### [Requirement]
Find the lines with "color" in them and copy them out.

### [Dataset entries]
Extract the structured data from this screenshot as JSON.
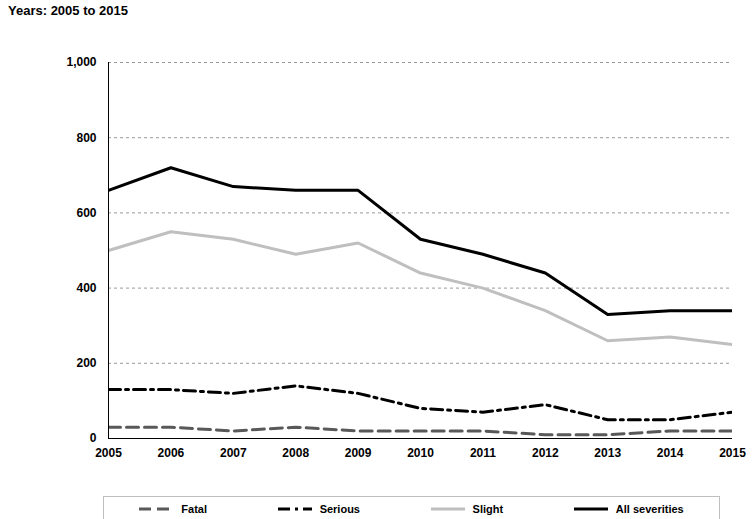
{
  "chart_data": {
    "type": "line",
    "title": "Years: 2005 to 2015",
    "x": [
      2005,
      2006,
      2007,
      2008,
      2009,
      2010,
      2011,
      2012,
      2013,
      2014,
      2015
    ],
    "xlim": [
      2005,
      2015
    ],
    "xticks": [
      2005,
      2006,
      2007,
      2008,
      2009,
      2010,
      2011,
      2012,
      2013,
      2014,
      2015
    ],
    "ylim": [
      0,
      1000
    ],
    "yticks": [
      0,
      200,
      400,
      600,
      800,
      {
        "value": 1000,
        "label": "1,000"
      }
    ],
    "grid": true,
    "legend": "bottom",
    "series": [
      {
        "name": "Fatal",
        "color": "#595959",
        "line_style": "dashed",
        "values": [
          30,
          30,
          20,
          30,
          20,
          20,
          20,
          10,
          10,
          20,
          20
        ]
      },
      {
        "name": "Serious",
        "color": "#000000",
        "line_style": "dashdot",
        "values": [
          130,
          130,
          120,
          140,
          120,
          80,
          70,
          90,
          50,
          50,
          70
        ]
      },
      {
        "name": "Slight",
        "color": "#bfbfbf",
        "line_style": "solid",
        "values": [
          500,
          550,
          530,
          490,
          520,
          440,
          400,
          340,
          260,
          270,
          250
        ]
      },
      {
        "name": "All severities",
        "color": "#000000",
        "line_style": "solid",
        "values": [
          660,
          720,
          670,
          660,
          660,
          530,
          490,
          440,
          330,
          340,
          340
        ]
      }
    ]
  }
}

### [Written solution]
        "color": "#595959",
        "color": "#000000",
        "color": "#bfbfbf",
        "color": "#000000",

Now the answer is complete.